The records that follow should be retyped word for word.

--- BEGIN ---

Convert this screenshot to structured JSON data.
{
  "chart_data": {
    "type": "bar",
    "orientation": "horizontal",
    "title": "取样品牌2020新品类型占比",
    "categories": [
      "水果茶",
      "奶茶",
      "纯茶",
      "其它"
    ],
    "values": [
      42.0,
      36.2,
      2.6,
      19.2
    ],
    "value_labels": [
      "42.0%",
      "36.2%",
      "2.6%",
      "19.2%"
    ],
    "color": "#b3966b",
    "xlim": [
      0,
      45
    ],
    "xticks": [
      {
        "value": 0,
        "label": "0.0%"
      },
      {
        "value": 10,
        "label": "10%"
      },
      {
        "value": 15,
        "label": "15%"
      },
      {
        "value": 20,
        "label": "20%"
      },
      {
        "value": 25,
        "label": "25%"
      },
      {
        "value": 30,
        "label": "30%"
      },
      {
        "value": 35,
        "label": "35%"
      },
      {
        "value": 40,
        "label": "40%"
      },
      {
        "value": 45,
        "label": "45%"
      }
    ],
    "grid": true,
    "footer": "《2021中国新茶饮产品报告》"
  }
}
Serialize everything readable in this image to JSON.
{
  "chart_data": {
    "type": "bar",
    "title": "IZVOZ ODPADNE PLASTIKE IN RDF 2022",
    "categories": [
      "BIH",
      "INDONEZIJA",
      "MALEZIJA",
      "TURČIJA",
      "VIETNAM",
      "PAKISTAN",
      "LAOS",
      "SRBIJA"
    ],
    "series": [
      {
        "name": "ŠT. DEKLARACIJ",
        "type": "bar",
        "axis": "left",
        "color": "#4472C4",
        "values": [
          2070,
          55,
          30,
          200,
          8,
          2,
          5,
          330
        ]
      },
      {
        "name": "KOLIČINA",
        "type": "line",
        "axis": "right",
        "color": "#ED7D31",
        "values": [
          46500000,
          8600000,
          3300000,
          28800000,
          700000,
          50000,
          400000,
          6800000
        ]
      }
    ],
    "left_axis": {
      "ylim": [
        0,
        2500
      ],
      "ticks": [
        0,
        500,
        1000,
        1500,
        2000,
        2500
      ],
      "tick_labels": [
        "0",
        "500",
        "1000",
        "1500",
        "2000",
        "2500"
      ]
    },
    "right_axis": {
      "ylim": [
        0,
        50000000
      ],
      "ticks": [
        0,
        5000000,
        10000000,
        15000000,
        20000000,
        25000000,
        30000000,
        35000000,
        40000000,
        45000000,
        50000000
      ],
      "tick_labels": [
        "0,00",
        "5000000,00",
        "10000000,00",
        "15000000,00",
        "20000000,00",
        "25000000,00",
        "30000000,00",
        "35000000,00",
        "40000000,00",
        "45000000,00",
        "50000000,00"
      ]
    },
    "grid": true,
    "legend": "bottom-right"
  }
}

--- END ---

**OUTPUT**
Convert this screenshot to structured JSON data.
{
  "chart_data": {
    "type": "bar",
    "orientation": "horizontal",
    "title": "取样品牌2020新品类型占比",
    "categories": [
      "水果茶",
      "奶茶",
      "纯茶",
      "其它"
    ],
    "values": [
      42.0,
      36.2,
      2.6,
      19.2
    ],
    "value_labels": [
      "42.0%",
      "36.2%",
      "2.6%",
      "19.2%"
    ],
    "color": "#b3966b",
    "xlim": [
      0,
      45
    ],
    "xticks": [
      {
        "value": 0,
        "label": "0.0%"
      },
      {
        "value": 10,
        "label": "10%"
      },
      {
        "value": 15,
        "label": "15%"
      },
      {
        "value": 20,
        "label": "20%"
      },
      {
        "value": 25,
        "label": "25%"
      },
      {
        "value": 30,
        "label": "30%"
      },
      {
        "value": 35,
        "label": "35%"
      },
      {
        "value": 40,
        "label": "40%"
      },
      {
        "value": 45,
        "label": "45%"
      }
    ],
    "grid": true,
    "footer": "《2021中国新茶饮产品报告》"
  }
}
Serialize everything readable in this image to JSON.
{
  "chart_data": {
    "type": "bar",
    "title": "IZVOZ ODPADNE PLASTIKE IN RDF 2022",
    "categories": [
      "BIH",
      "INDONEZIJA",
      "MALEZIJA",
      "TURČIJA",
      "VIETNAM",
      "PAKISTAN",
      "LAOS",
      "SRBIJA"
    ],
    "series": [
      {
        "name": "ŠT. DEKLARACIJ",
        "type": "bar",
        "axis": "left",
        "color": "#4472C4",
        "values": [
          2070,
          55,
          30,
          200,
          8,
          2,
          5,
          330
        ]
      },
      {
        "name": "KOLIČINA",
        "type": "line",
        "axis": "right",
        "color": "#ED7D31",
        "values": [
          46500000,
          8600000,
          3300000,
          28800000,
          700000,
          50000,
          400000,
          6800000
        ]
      }
    ],
    "left_axis": {
      "ylim": [
        0,
        2500
      ],
      "ticks": [
        0,
        500,
        1000,
        1500,
        2000,
        2500
      ],
      "tick_labels": [
        "0",
        "500",
        "1000",
        "1500",
        "2000",
        "2500"
      ]
    },
    "right_axis": {
      "ylim": [
        0,
        50000000
      ],
      "ticks": [
        0,
        5000000,
        10000000,
        15000000,
        20000000,
        25000000,
        30000000,
        35000000,
        40000000,
        45000000,
        50000000
      ],
      "tick_labels": [
        "0,00",
        "5000000,00",
        "10000000,00",
        "15000000,00",
        "20000000,00",
        "25000000,00",
        "30000000,00",
        "35000000,00",
        "40000000,00",
        "45000000,00",
        "50000000,00"
      ]
    },
    "grid": true,
    "legend": "bottom-right"
  }
}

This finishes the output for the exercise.